### [THE EXERCISE]
Write out every line below that includes the word "Fraud".
------ DATA ROWS
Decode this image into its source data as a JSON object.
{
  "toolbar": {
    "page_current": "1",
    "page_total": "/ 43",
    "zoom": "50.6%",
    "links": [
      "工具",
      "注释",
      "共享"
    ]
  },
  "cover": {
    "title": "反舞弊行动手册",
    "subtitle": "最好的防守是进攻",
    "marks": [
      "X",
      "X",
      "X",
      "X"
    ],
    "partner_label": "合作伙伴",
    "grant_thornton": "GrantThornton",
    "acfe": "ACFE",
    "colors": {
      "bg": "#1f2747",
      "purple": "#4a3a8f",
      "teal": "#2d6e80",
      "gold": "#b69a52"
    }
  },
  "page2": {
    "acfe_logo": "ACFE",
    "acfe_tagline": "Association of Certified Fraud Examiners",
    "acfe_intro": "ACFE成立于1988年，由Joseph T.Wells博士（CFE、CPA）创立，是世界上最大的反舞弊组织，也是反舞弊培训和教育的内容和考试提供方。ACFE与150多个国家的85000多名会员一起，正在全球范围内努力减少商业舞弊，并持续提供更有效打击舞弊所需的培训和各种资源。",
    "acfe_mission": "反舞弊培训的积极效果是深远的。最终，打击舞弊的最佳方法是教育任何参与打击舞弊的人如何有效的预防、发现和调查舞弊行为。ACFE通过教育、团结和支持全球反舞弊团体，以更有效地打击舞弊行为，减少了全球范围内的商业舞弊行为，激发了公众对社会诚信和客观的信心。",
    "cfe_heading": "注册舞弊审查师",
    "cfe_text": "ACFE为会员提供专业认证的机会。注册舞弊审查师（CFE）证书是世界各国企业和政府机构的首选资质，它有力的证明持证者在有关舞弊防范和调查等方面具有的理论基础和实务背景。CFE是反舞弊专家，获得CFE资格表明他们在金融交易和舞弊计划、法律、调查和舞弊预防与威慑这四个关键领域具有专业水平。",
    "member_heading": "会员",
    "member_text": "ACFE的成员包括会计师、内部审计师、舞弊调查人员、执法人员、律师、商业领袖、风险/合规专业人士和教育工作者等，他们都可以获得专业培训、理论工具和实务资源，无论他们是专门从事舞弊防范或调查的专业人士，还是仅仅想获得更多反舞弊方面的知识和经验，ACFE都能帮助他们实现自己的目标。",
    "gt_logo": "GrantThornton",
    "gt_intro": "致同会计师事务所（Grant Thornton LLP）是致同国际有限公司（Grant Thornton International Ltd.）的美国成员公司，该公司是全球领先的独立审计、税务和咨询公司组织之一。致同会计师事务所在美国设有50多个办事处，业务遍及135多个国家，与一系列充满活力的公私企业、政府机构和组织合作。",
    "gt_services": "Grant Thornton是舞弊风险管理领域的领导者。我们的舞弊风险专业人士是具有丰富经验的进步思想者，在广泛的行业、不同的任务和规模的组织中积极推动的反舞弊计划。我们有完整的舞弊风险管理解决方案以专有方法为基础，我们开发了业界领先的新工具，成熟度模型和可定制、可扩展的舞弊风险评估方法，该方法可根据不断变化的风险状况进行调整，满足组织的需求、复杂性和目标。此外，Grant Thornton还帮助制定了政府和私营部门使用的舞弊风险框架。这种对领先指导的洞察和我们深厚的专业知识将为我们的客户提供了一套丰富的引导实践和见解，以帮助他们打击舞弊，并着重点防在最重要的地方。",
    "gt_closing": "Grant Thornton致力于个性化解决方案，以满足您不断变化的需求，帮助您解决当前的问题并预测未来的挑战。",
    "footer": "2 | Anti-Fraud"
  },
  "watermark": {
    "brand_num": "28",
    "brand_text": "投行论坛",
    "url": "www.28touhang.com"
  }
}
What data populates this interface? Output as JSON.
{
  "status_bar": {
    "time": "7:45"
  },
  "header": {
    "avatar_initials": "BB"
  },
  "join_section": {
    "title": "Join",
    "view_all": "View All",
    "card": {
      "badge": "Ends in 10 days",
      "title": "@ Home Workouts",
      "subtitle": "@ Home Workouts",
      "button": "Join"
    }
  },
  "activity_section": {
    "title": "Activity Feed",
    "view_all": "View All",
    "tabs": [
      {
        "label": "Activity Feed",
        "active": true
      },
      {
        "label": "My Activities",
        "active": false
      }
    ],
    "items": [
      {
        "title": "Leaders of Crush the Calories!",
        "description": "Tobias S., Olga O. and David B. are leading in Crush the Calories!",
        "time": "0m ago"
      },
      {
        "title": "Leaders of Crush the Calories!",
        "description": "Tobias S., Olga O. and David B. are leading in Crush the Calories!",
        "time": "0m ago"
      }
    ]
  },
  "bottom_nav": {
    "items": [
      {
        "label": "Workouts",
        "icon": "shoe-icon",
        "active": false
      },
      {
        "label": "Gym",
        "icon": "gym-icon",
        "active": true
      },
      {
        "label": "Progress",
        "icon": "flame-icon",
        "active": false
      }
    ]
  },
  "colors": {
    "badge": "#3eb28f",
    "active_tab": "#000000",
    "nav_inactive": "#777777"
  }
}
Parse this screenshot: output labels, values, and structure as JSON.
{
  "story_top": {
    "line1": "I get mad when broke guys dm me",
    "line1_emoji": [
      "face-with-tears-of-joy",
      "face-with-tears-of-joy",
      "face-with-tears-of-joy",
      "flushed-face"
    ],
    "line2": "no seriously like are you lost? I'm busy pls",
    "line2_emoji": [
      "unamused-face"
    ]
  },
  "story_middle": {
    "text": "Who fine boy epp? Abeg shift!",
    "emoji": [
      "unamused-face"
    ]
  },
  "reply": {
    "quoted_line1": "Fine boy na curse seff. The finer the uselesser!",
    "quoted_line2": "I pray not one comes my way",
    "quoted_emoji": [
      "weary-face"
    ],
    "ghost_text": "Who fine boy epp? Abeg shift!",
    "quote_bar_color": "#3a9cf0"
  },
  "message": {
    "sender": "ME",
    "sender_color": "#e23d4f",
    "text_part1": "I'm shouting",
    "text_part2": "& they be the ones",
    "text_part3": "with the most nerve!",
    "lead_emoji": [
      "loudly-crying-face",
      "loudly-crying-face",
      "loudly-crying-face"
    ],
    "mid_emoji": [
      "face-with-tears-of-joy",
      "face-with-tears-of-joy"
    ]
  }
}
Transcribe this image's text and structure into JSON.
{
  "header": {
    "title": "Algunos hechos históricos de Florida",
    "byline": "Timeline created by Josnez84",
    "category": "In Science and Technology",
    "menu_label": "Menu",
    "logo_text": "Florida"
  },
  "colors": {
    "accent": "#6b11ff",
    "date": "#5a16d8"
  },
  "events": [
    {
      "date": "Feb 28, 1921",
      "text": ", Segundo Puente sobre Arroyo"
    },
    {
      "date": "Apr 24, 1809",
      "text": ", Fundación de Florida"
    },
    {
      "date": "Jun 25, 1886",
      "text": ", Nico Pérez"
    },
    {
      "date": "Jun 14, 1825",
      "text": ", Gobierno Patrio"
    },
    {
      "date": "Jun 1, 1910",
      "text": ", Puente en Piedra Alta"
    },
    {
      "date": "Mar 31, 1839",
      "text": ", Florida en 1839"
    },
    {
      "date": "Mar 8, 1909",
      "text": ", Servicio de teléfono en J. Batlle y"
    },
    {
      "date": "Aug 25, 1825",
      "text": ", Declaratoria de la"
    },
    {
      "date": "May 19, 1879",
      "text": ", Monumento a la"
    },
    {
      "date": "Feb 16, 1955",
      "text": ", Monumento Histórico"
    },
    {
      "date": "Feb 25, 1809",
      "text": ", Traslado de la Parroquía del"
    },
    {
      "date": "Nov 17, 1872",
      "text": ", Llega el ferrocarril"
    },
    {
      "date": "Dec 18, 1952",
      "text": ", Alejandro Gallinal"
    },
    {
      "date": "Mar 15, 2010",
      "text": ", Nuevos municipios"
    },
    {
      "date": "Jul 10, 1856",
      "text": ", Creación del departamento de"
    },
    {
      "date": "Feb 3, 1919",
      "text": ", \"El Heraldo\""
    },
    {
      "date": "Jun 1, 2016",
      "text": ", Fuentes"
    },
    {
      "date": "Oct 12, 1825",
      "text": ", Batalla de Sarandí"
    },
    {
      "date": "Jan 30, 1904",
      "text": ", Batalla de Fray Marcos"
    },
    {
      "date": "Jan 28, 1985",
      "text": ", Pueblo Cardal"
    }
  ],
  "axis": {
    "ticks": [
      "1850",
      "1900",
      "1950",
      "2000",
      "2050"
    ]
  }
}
------------
### [SOLVED EXERCISE]
    "acfe_tagline": "Association of Certified Fraud Examiners",
    "footer": "2 | Anti-Fraud"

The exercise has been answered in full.